* [Work to do]: Return the material below in full and exactly.

--- Begin Data lines ---

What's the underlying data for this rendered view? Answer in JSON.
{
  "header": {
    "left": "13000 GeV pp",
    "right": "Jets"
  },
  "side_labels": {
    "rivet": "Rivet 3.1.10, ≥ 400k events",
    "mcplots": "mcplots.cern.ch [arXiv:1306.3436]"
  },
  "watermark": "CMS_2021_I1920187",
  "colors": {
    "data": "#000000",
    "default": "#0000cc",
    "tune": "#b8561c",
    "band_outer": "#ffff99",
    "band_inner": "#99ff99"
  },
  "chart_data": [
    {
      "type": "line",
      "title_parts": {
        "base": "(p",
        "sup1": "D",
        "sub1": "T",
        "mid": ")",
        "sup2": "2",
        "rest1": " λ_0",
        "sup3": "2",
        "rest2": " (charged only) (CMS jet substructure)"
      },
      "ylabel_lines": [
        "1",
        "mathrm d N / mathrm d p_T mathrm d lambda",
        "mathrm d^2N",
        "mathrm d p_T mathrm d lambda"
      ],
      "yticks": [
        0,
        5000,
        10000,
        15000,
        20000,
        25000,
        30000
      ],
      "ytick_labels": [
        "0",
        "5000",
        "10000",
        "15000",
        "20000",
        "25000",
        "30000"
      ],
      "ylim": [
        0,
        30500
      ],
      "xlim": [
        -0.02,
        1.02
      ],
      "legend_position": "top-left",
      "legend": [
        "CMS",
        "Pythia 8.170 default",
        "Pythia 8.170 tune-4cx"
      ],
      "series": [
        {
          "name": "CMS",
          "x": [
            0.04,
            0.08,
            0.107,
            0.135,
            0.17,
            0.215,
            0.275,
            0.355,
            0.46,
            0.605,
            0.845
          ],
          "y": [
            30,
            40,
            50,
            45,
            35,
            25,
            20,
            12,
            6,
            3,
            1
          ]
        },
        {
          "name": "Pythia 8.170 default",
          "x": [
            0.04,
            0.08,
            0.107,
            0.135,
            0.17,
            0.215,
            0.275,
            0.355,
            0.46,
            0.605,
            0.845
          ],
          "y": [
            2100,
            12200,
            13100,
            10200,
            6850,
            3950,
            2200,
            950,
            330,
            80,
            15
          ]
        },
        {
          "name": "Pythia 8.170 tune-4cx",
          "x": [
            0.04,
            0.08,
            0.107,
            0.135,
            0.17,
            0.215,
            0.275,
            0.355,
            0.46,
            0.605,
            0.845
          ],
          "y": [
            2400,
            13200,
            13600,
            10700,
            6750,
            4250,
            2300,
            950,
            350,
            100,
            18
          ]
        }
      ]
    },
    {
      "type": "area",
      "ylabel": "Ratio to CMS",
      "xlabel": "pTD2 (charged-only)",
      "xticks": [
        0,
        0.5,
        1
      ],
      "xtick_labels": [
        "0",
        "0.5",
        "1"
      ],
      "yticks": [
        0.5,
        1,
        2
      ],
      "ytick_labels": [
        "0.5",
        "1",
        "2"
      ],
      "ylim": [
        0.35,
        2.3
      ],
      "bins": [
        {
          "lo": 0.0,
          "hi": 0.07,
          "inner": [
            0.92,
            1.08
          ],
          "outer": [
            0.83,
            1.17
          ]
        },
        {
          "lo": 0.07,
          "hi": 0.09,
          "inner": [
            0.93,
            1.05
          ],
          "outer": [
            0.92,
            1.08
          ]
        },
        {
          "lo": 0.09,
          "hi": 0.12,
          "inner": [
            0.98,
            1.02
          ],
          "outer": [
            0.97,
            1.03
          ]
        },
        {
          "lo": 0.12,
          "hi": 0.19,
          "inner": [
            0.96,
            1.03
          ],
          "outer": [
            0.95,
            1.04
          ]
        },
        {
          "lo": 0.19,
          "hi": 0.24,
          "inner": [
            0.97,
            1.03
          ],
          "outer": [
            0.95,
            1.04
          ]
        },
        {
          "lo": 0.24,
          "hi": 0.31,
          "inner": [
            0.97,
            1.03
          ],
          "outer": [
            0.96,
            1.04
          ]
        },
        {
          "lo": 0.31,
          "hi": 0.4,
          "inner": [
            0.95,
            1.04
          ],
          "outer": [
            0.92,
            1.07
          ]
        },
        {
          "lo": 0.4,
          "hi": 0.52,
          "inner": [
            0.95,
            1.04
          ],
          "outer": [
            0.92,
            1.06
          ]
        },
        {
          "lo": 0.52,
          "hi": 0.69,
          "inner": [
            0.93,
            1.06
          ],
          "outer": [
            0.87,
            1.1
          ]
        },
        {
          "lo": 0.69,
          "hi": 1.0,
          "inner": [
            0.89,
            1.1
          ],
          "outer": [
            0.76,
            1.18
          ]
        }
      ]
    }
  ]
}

--- End Data lines ---

* [Response for this exercise]:
What's the underlying data for this rendered view? Answer in JSON.
{
  "header": {
    "left": "13000 GeV pp",
    "right": "Jets"
  },
  "side_labels": {
    "rivet": "Rivet 3.1.10, ≥ 400k events",
    "mcplots": "mcplots.cern.ch [arXiv:1306.3436]"
  },
  "watermark": "CMS_2021_I1920187",
  "colors": {
    "data": "#000000",
    "default": "#0000cc",
    "tune": "#b8561c",
    "band_outer": "#ffff99",
    "band_inner": "#99ff99"
  },
  "chart_data": [
    {
      "type": "line",
      "title_parts": {
        "base": "(p",
        "sup1": "D",
        "sub1": "T",
        "mid": ")",
        "sup2": "2",
        "rest1": " λ_0",
        "sup3": "2",
        "rest2": " (charged only) (CMS jet substructure)"
      },
      "ylabel_lines": [
        "1",
        "mathrm d N / mathrm d p_T mathrm d lambda",
        "mathrm d^2N",
        "mathrm d p_T mathrm d lambda"
      ],
      "yticks": [
        0,
        5000,
        10000,
        15000,
        20000,
        25000,
        30000
      ],
      "ytick_labels": [
        "0",
        "5000",
        "10000",
        "15000",
        "20000",
        "25000",
        "30000"
      ],
      "ylim": [
        0,
        30500
      ],
      "xlim": [
        -0.02,
        1.02
      ],
      "legend_position": "top-left",
      "legend": [
        "CMS",
        "Pythia 8.170 default",
        "Pythia 8.170 tune-4cx"
      ],
      "series": [
        {
          "name": "CMS",
          "x": [
            0.04,
            0.08,
            0.107,
            0.135,
            0.17,
            0.215,
            0.275,
            0.355,
            0.46,
            0.605,
            0.845
          ],
          "y": [
            30,
            40,
            50,
            45,
            35,
            25,
            20,
            12,
            6,
            3,
            1
          ]
        },
        {
          "name": "Pythia 8.170 default",
          "x": [
            0.04,
            0.08,
            0.107,
            0.135,
            0.17,
            0.215,
            0.275,
            0.355,
            0.46,
            0.605,
            0.845
          ],
          "y": [
            2100,
            12200,
            13100,
            10200,
            6850,
            3950,
            2200,
            950,
            330,
            80,
            15
          ]
        },
        {
          "name": "Pythia 8.170 tune-4cx",
          "x": [
            0.04,
            0.08,
            0.107,
            0.135,
            0.17,
            0.215,
            0.275,
            0.355,
            0.46,
            0.605,
            0.845
          ],
          "y": [
            2400,
            13200,
            13600,
            10700,
            6750,
            4250,
            2300,
            950,
            350,
            100,
            18
          ]
        }
      ]
    },
    {
      "type": "area",
      "ylabel": "Ratio to CMS",
      "xlabel": "pTD2 (charged-only)",
      "xticks": [
        0,
        0.5,
        1
      ],
      "xtick_labels": [
        "0",
        "0.5",
        "1"
      ],
      "yticks": [
        0.5,
        1,
        2
      ],
      "ytick_labels": [
        "0.5",
        "1",
        "2"
      ],
      "ylim": [
        0.35,
        2.3
      ],
      "bins": [
        {
          "lo": 0.0,
          "hi": 0.07,
          "inner": [
            0.92,
            1.08
          ],
          "outer": [
            0.83,
            1.17
          ]
        },
        {
          "lo": 0.07,
          "hi": 0.09,
          "inner": [
            0.93,
            1.05
          ],
          "outer": [
            0.92,
            1.08
          ]
        },
        {
          "lo": 0.09,
          "hi": 0.12,
          "inner": [
            0.98,
            1.02
          ],
          "outer": [
            0.97,
            1.03
          ]
        },
        {
          "lo": 0.12,
          "hi": 0.19,
          "inner": [
            0.96,
            1.03
          ],
          "outer": [
            0.95,
            1.04
          ]
        },
        {
          "lo": 0.19,
          "hi": 0.24,
          "inner": [
            0.97,
            1.03
          ],
          "outer": [
            0.95,
            1.04
          ]
        },
        {
          "lo": 0.24,
          "hi": 0.31,
          "inner": [
            0.97,
            1.03
          ],
          "outer": [
            0.96,
            1.04
          ]
        },
        {
          "lo": 0.31,
          "hi": 0.4,
          "inner": [
            0.95,
            1.04
          ],
          "outer": [
            0.92,
            1.07
          ]
        },
        {
          "lo": 0.4,
          "hi": 0.52,
          "inner": [
            0.95,
            1.04
          ],
          "outer": [
            0.92,
            1.06
          ]
        },
        {
          "lo": 0.52,
          "hi": 0.69,
          "inner": [
            0.93,
            1.06
          ],
          "outer": [
            0.87,
            1.1
          ]
        },
        {
          "lo": 0.69,
          "hi": 1.0,
          "inner": [
            0.89,
            1.1
          ],
          "outer": [
            0.76,
            1.18
          ]
        }
      ]
    }
  ]
}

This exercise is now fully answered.